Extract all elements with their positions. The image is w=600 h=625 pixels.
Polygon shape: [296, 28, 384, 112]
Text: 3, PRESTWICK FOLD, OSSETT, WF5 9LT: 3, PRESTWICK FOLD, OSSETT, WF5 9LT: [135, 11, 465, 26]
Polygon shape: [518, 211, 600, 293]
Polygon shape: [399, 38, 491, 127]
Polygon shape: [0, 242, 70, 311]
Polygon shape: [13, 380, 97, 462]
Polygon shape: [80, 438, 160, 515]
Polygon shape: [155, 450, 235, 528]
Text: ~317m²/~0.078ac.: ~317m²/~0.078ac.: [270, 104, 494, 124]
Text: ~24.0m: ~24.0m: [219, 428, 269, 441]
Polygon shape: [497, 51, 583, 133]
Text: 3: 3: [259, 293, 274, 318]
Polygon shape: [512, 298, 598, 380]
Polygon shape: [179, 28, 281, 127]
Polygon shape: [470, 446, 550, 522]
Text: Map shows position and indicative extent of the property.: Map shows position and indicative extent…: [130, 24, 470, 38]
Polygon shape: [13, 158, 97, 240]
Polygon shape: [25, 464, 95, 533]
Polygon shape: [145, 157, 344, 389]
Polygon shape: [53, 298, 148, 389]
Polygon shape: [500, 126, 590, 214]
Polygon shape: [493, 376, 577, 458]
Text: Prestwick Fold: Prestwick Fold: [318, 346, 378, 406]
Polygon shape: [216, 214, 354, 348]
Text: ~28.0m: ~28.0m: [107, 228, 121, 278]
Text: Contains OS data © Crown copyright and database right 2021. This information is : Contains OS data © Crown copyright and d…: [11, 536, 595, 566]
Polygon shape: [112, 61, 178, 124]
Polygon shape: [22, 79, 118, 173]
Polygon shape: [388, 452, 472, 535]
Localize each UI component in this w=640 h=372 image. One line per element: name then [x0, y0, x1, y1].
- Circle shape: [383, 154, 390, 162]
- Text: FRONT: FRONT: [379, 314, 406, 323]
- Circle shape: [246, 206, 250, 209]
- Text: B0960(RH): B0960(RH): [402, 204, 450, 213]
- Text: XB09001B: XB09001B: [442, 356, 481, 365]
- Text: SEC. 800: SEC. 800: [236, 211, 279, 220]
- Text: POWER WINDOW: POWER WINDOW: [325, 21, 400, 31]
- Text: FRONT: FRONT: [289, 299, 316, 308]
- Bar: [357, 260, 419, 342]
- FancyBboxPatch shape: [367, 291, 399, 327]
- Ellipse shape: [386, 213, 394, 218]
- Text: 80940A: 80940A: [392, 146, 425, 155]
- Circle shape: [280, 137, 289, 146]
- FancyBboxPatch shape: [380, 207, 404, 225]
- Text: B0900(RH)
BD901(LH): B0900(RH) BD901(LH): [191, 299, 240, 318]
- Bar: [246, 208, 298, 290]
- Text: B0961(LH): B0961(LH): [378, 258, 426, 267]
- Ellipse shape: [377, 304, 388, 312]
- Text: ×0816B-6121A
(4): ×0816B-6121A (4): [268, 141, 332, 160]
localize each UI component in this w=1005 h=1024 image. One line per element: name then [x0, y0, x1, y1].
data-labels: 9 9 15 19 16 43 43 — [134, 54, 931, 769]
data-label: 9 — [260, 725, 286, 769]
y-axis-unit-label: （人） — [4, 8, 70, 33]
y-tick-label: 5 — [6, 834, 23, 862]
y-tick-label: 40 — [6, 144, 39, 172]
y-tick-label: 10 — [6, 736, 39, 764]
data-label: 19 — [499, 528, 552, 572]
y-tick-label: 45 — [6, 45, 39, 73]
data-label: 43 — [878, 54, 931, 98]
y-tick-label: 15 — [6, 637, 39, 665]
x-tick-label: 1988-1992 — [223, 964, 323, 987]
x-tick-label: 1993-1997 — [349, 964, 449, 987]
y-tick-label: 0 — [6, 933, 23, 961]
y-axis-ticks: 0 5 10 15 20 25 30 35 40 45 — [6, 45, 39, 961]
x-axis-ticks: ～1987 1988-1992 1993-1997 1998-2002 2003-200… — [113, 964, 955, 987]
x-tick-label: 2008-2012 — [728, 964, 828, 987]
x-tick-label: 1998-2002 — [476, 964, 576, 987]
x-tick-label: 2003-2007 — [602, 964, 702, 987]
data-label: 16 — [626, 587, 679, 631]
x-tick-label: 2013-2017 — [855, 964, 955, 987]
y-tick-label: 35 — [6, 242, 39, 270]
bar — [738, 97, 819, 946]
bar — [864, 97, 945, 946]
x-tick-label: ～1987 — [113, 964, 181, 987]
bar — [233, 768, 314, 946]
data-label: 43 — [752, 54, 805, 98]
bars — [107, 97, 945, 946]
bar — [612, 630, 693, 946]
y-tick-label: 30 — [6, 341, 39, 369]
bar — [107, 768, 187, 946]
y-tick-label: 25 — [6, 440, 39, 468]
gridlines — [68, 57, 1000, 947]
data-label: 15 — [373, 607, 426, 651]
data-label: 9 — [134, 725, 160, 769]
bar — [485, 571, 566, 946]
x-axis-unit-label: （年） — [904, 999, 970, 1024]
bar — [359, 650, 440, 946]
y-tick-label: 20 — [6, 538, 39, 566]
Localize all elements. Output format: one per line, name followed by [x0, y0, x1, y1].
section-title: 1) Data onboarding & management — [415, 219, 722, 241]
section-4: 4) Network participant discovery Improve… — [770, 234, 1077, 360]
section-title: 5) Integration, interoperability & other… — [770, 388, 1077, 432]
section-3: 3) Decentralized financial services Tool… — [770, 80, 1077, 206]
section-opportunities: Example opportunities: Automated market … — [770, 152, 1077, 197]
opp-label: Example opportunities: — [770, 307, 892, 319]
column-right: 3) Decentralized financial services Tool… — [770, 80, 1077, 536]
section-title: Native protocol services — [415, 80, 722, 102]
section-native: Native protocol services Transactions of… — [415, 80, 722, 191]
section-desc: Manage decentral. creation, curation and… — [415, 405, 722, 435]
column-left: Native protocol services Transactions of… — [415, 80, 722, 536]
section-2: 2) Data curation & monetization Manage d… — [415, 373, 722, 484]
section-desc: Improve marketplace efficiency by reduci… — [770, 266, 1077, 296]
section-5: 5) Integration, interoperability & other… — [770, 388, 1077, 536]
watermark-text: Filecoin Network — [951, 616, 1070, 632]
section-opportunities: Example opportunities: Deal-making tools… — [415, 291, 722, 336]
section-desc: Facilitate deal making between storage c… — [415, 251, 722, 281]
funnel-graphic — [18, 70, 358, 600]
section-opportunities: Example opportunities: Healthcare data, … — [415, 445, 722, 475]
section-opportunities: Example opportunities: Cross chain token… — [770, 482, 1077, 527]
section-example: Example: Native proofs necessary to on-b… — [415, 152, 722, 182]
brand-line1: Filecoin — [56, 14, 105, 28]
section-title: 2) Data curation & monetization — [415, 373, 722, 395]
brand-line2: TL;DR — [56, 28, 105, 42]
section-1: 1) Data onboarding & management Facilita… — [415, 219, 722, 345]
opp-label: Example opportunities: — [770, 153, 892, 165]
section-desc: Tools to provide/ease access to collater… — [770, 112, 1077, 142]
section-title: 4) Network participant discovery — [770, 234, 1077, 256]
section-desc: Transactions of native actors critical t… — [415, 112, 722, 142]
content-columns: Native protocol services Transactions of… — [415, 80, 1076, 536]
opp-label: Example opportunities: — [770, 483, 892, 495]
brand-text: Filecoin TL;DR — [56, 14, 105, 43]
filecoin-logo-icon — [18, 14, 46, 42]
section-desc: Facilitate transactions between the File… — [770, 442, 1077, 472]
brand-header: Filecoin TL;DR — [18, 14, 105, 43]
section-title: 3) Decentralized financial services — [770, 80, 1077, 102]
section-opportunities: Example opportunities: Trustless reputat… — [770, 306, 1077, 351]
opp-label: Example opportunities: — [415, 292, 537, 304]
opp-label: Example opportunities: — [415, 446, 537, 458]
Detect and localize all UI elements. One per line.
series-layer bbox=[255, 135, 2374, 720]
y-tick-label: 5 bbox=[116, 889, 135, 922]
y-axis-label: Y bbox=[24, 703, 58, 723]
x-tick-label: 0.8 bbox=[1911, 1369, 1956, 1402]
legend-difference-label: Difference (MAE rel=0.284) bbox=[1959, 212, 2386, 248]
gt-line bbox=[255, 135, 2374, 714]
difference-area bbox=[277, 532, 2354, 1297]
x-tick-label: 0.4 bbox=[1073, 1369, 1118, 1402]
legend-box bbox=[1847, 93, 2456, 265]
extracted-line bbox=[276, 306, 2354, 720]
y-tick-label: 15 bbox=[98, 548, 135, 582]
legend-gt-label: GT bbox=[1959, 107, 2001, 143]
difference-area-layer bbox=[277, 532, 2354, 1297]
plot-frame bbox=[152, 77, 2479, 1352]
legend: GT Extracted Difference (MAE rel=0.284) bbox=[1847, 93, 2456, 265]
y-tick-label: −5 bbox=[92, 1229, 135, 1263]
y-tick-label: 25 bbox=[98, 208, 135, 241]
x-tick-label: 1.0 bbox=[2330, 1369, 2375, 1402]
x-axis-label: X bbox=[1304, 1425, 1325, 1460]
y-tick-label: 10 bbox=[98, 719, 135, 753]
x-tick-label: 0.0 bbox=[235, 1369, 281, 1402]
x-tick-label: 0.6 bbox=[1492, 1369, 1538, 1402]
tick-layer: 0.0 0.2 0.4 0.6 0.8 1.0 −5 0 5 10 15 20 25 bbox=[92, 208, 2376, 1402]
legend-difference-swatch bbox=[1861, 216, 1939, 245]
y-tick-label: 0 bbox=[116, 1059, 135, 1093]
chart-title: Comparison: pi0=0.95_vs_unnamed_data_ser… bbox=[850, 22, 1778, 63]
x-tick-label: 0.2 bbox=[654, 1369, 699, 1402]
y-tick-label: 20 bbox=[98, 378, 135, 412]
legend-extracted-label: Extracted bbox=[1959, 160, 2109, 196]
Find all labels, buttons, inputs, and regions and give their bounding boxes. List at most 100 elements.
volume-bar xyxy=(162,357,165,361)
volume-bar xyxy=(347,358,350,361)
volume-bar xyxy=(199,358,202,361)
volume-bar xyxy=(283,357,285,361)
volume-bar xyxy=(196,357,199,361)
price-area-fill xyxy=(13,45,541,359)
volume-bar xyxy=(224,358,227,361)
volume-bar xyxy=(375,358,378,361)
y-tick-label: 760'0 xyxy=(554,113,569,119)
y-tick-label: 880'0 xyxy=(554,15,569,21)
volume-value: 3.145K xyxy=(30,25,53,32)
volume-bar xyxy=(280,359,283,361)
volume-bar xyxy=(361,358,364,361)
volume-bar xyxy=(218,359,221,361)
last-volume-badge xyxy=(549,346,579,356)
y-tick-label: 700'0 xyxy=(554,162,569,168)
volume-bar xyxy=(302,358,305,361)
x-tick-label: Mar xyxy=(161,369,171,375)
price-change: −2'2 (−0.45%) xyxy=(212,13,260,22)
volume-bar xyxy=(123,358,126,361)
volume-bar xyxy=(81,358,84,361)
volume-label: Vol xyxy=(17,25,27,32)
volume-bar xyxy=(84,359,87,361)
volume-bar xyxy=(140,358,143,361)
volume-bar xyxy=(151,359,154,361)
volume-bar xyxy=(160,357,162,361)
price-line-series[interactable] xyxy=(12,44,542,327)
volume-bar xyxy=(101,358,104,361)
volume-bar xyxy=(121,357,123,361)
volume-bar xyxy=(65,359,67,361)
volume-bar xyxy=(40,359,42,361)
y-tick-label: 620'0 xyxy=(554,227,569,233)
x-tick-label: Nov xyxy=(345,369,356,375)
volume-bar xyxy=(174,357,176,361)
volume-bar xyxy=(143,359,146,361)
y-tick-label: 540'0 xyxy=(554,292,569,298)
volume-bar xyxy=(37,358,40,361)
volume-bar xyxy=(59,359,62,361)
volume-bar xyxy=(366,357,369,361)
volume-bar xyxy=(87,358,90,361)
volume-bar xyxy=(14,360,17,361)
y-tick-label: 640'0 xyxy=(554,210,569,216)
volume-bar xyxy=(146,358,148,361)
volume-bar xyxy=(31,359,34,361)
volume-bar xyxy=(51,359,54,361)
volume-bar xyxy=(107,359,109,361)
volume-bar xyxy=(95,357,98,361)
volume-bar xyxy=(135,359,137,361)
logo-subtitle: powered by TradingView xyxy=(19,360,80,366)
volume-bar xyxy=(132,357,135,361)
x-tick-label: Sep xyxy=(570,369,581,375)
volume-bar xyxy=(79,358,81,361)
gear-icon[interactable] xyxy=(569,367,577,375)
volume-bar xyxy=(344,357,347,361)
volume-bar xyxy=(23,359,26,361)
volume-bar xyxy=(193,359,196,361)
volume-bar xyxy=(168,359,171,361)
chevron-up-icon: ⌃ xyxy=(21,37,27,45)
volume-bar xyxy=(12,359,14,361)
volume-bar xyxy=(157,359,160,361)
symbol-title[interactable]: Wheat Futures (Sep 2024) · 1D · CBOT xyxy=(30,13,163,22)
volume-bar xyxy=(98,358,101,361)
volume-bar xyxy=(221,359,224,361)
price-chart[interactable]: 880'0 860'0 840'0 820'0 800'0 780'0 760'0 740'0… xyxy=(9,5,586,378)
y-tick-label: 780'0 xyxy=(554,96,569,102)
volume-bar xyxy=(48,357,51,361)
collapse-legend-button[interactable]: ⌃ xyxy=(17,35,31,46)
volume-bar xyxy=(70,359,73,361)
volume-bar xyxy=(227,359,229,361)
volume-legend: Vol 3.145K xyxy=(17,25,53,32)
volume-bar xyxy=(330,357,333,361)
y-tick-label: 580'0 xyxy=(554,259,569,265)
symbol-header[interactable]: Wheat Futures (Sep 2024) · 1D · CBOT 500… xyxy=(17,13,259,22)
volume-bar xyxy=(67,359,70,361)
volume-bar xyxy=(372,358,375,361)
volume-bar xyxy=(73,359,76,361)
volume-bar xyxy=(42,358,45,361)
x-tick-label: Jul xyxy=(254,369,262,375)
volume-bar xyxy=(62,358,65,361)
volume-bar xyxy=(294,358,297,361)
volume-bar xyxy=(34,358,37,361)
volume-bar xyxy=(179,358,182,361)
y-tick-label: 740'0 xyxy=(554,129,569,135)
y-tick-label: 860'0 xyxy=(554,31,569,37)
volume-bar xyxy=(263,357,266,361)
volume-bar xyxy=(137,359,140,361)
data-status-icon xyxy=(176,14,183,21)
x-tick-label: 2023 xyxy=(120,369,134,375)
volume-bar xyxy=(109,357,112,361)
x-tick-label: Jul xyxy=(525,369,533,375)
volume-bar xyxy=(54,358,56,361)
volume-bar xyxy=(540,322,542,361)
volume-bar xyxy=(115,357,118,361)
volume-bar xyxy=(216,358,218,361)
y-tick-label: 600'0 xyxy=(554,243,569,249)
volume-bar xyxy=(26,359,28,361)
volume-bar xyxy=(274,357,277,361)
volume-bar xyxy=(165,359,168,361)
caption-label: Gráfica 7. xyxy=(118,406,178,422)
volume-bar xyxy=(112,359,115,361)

■ Task
Please output the entries from the first line through the line containing "- Ellipse shape: [377, 304, 388, 312]" as a numbered list, with both of those lines included. Leave out any blank lines.

■ Result for this exercise
1. Extract all elements with their positions. The image is w=600 h=625 pixels.
2. Polygon shape: [296, 28, 384, 112]
3. Text: 3, PRESTWICK FOLD, OSSETT, WF5 9LT: 3, PRESTWICK FOLD, OSSETT, WF5 9LT: [135, 11, 465, 26]
4. Polygon shape: [518, 211, 600, 293]
5. Polygon shape: [399, 38, 491, 127]
6. Polygon shape: [0, 242, 70, 311]
7. Polygon shape: [13, 380, 97, 462]
8. Polygon shape: [80, 438, 160, 515]
9. Polygon shape: [155, 450, 235, 528]
10. Text: ~317m²/~0.078ac.: ~317m²/~0.078ac.: [270, 104, 494, 124]
11. Text: ~24.0m: ~24.0m: [219, 428, 269, 441]
12. Polygon shape: [497, 51, 583, 133]
13. Text: 3: 3: [259, 293, 274, 318]
14. Polygon shape: [512, 298, 598, 380]
15. Polygon shape: [179, 28, 281, 127]
16. Polygon shape: [470, 446, 550, 522]
17. Text: Map shows position and indicative extent of the property.: Map shows position and indicative extent…: [130, 24, 470, 38]
18. Polygon shape: [13, 158, 97, 240]
19. Polygon shape: [25, 464, 95, 533]
20. Polygon shape: [145, 157, 344, 389]
21. Polygon shape: [53, 298, 148, 389]
22. Polygon shape: [500, 126, 590, 214]
23. Polygon shape: [493, 376, 577, 458]
24. Text: Prestwick Fold: Prestwick Fold: [318, 346, 378, 406]
25. Polygon shape: [216, 214, 354, 348]
26. Text: ~28.0m: ~28.0m: [107, 228, 121, 278]
27. Text: Contains OS data © Crown copyright and database right 2021. This information is : Contains OS data © Crown copyright and d…: [11, 536, 595, 566]
28. Polygon shape: [112, 61, 178, 124]
29. Polygon shape: [22, 79, 118, 173]
30. Polygon shape: [388, 452, 472, 535]
31. Localize each UI component in this w=640 h=372 image. One line per element: name then [x0, y0, x1, y1].
32. - Circle shape: [383, 154, 390, 162]
33. - Text: FRONT: FRONT: [379, 314, 406, 323]
34. - Circle shape: [246, 206, 250, 209]
35. - Text: B0960(RH): B0960(RH): [402, 204, 450, 213]
36. - Text: XB09001B: XB09001B: [442, 356, 481, 365]
37. - Text: SEC. 800: SEC. 800: [236, 211, 279, 220]
38. - Text: POWER WINDOW: POWER WINDOW: [325, 21, 400, 31]
39. - Text: FRONT: FRONT: [289, 299, 316, 308]
40. - Bar: [357, 260, 419, 342]
41. - FancyBboxPatch shape: [367, 291, 399, 327]
42. - Ellipse shape: [386, 213, 394, 218]
43. - Text: 80940A: 80940A: [392, 146, 425, 155]
44. - Circle shape: [280, 137, 289, 146]
45. - FancyBboxPatch shape: [380, 207, 404, 225]
46. - Text: B0900(RH)
47. BD901(LH): B0900(RH) BD901(LH): [191, 299, 240, 318]
48. - Bar: [246, 208, 298, 290]
49. - Text: B0961(LH): B0961(LH): [378, 258, 426, 267]
50. - Ellipse shape: [377, 304, 388, 312]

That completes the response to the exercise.